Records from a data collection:
--- begin ---

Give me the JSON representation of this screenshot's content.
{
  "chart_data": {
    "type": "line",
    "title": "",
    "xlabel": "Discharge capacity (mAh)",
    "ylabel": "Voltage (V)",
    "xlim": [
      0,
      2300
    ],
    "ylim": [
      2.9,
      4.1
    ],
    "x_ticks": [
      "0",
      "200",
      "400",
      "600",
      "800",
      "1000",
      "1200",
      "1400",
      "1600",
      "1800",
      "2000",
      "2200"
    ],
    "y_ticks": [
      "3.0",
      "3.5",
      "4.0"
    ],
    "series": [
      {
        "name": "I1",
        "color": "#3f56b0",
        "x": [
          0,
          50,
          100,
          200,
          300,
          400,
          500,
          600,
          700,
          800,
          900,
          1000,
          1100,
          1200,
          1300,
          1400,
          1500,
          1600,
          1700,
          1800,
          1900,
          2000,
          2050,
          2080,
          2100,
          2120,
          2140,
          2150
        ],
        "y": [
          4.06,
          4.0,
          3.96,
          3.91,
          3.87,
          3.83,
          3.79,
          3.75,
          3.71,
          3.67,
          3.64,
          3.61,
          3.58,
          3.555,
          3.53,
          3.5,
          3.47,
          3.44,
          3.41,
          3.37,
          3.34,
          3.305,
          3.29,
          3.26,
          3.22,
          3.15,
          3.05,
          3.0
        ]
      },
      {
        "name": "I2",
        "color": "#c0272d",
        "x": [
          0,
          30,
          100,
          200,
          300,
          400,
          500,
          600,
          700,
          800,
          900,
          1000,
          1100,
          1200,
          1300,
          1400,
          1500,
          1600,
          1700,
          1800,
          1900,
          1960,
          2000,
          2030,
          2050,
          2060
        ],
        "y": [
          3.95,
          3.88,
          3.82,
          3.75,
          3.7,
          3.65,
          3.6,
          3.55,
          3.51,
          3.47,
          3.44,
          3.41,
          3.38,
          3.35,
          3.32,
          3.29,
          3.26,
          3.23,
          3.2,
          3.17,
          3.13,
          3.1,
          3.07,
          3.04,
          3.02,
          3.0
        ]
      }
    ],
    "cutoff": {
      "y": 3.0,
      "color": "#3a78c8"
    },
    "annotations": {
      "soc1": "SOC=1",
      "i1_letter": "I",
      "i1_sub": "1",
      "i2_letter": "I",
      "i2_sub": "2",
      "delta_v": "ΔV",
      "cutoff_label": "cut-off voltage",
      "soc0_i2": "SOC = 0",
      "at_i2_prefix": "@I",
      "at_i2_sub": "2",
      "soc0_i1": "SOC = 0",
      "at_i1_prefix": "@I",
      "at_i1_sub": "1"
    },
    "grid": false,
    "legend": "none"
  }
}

--- end ---

:: Short exercise ::
Copy the records above exactly as they appear.

:: Solution ::
Give me the JSON representation of this screenshot's content.
{
  "chart_data": {
    "type": "line",
    "title": "",
    "xlabel": "Discharge capacity (mAh)",
    "ylabel": "Voltage (V)",
    "xlim": [
      0,
      2300
    ],
    "ylim": [
      2.9,
      4.1
    ],
    "x_ticks": [
      "0",
      "200",
      "400",
      "600",
      "800",
      "1000",
      "1200",
      "1400",
      "1600",
      "1800",
      "2000",
      "2200"
    ],
    "y_ticks": [
      "3.0",
      "3.5",
      "4.0"
    ],
    "series": [
      {
        "name": "I1",
        "color": "#3f56b0",
        "x": [
          0,
          50,
          100,
          200,
          300,
          400,
          500,
          600,
          700,
          800,
          900,
          1000,
          1100,
          1200,
          1300,
          1400,
          1500,
          1600,
          1700,
          1800,
          1900,
          2000,
          2050,
          2080,
          2100,
          2120,
          2140,
          2150
        ],
        "y": [
          4.06,
          4.0,
          3.96,
          3.91,
          3.87,
          3.83,
          3.79,
          3.75,
          3.71,
          3.67,
          3.64,
          3.61,
          3.58,
          3.555,
          3.53,
          3.5,
          3.47,
          3.44,
          3.41,
          3.37,
          3.34,
          3.305,
          3.29,
          3.26,
          3.22,
          3.15,
          3.05,
          3.0
        ]
      },
      {
        "name": "I2",
        "color": "#c0272d",
        "x": [
          0,
          30,
          100,
          200,
          300,
          400,
          500,
          600,
          700,
          800,
          900,
          1000,
          1100,
          1200,
          1300,
          1400,
          1500,
          1600,
          1700,
          1800,
          1900,
          1960,
          2000,
          2030,
          2050,
          2060
        ],
        "y": [
          3.95,
          3.88,
          3.82,
          3.75,
          3.7,
          3.65,
          3.6,
          3.55,
          3.51,
          3.47,
          3.44,
          3.41,
          3.38,
          3.35,
          3.32,
          3.29,
          3.26,
          3.23,
          3.2,
          3.17,
          3.13,
          3.1,
          3.07,
          3.04,
          3.02,
          3.0
        ]
      }
    ],
    "cutoff": {
      "y": 3.0,
      "color": "#3a78c8"
    },
    "annotations": {
      "soc1": "SOC=1",
      "i1_letter": "I",
      "i1_sub": "1",
      "i2_letter": "I",
      "i2_sub": "2",
      "delta_v": "ΔV",
      "cutoff_label": "cut-off voltage",
      "soc0_i2": "SOC = 0",
      "at_i2_prefix": "@I",
      "at_i2_sub": "2",
      "soc0_i1": "SOC = 0",
      "at_i1_prefix": "@I",
      "at_i1_sub": "1"
    },
    "grid": false,
    "legend": "none"
  }
}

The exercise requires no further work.